Exercise brief
Pictures do not belong in your copy. Repeat all the other data exactly.

* BEGIN Records provided *

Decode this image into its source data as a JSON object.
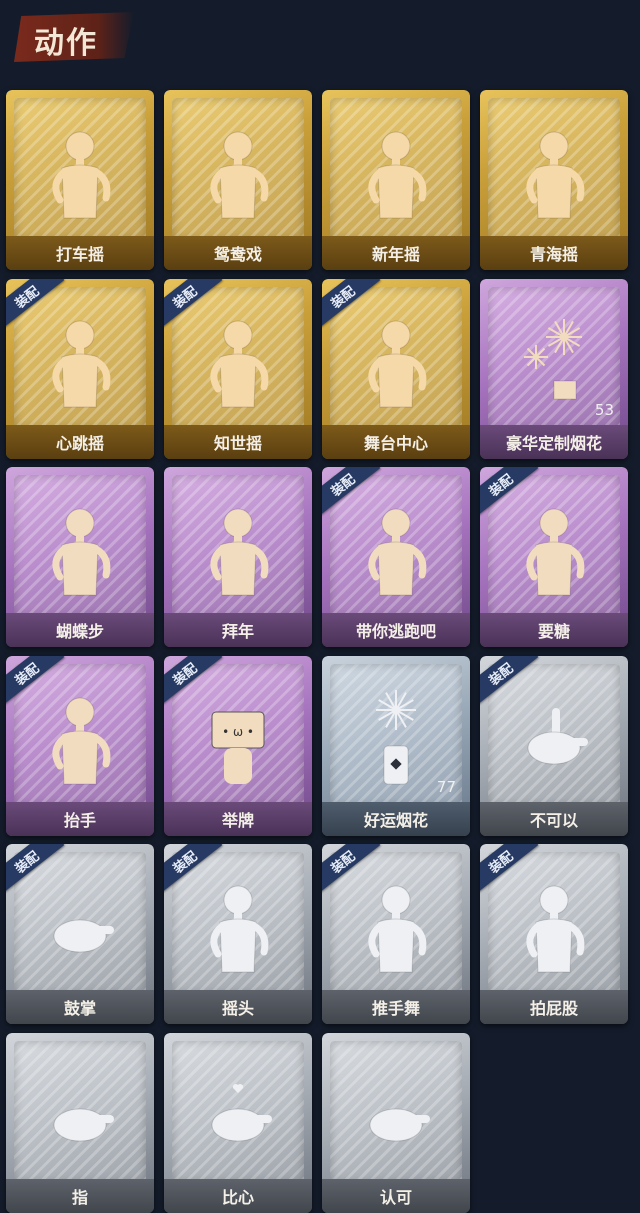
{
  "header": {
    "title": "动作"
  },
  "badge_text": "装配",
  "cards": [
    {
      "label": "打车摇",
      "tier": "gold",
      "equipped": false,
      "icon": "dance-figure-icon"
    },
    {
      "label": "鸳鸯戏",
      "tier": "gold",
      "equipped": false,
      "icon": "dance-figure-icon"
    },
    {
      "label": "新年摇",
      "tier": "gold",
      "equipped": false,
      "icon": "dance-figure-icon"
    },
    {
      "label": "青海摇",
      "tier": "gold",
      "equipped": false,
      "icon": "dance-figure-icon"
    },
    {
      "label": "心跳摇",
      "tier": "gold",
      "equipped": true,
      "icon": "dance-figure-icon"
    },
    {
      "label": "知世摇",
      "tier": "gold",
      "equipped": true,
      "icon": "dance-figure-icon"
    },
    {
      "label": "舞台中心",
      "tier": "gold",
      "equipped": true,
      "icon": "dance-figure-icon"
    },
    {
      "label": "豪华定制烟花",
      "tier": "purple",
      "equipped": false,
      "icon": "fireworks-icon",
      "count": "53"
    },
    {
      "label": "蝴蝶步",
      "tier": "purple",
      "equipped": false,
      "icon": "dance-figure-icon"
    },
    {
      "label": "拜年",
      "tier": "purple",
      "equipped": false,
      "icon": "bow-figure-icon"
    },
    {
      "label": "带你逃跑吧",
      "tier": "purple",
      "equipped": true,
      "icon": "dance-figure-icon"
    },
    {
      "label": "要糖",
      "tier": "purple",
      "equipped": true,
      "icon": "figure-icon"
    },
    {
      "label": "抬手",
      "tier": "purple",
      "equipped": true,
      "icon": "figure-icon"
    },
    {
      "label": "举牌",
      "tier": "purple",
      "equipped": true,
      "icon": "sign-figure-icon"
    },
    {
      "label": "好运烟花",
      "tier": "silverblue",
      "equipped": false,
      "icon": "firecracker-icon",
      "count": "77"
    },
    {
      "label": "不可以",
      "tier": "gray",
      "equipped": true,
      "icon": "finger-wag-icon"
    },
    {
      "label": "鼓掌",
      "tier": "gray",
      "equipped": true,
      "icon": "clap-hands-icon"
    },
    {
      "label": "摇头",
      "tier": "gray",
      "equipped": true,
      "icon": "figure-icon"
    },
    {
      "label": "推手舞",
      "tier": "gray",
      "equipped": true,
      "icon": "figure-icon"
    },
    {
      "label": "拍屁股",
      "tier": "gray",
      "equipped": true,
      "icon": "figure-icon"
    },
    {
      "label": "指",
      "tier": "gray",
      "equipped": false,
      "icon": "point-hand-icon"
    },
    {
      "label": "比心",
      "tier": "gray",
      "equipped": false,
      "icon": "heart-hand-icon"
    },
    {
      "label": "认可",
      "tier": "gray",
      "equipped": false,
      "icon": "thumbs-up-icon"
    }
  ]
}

* END Records provided *

Correct output
Decode this image into its source data as a JSON object.
{
  "header": {
    "title": "动作"
  },
  "badge_text": "装配",
  "cards": [
    {
      "label": "打车摇",
      "tier": "gold",
      "equipped": false,
      "icon": "dance-figure-icon"
    },
    {
      "label": "鸳鸯戏",
      "tier": "gold",
      "equipped": false,
      "icon": "dance-figure-icon"
    },
    {
      "label": "新年摇",
      "tier": "gold",
      "equipped": false,
      "icon": "dance-figure-icon"
    },
    {
      "label": "青海摇",
      "tier": "gold",
      "equipped": false,
      "icon": "dance-figure-icon"
    },
    {
      "label": "心跳摇",
      "tier": "gold",
      "equipped": true,
      "icon": "dance-figure-icon"
    },
    {
      "label": "知世摇",
      "tier": "gold",
      "equipped": true,
      "icon": "dance-figure-icon"
    },
    {
      "label": "舞台中心",
      "tier": "gold",
      "equipped": true,
      "icon": "dance-figure-icon"
    },
    {
      "label": "豪华定制烟花",
      "tier": "purple",
      "equipped": false,
      "icon": "fireworks-icon",
      "count": "53"
    },
    {
      "label": "蝴蝶步",
      "tier": "purple",
      "equipped": false,
      "icon": "dance-figure-icon"
    },
    {
      "label": "拜年",
      "tier": "purple",
      "equipped": false,
      "icon": "bow-figure-icon"
    },
    {
      "label": "带你逃跑吧",
      "tier": "purple",
      "equipped": true,
      "icon": "dance-figure-icon"
    },
    {
      "label": "要糖",
      "tier": "purple",
      "equipped": true,
      "icon": "figure-icon"
    },
    {
      "label": "抬手",
      "tier": "purple",
      "equipped": true,
      "icon": "figure-icon"
    },
    {
      "label": "举牌",
      "tier": "purple",
      "equipped": true,
      "icon": "sign-figure-icon"
    },
    {
      "label": "好运烟花",
      "tier": "silverblue",
      "equipped": false,
      "icon": "firecracker-icon",
      "count": "77"
    },
    {
      "label": "不可以",
      "tier": "gray",
      "equipped": true,
      "icon": "finger-wag-icon"
    },
    {
      "label": "鼓掌",
      "tier": "gray",
      "equipped": true,
      "icon": "clap-hands-icon"
    },
    {
      "label": "摇头",
      "tier": "gray",
      "equipped": true,
      "icon": "figure-icon"
    },
    {
      "label": "推手舞",
      "tier": "gray",
      "equipped": true,
      "icon": "figure-icon"
    },
    {
      "label": "拍屁股",
      "tier": "gray",
      "equipped": true,
      "icon": "figure-icon"
    },
    {
      "label": "指",
      "tier": "gray",
      "equipped": false,
      "icon": "point-hand-icon"
    },
    {
      "label": "比心",
      "tier": "gray",
      "equipped": false,
      "icon": "heart-hand-icon"
    },
    {
      "label": "认可",
      "tier": "gray",
      "equipped": false,
      "icon": "thumbs-up-icon"
    }
  ]
}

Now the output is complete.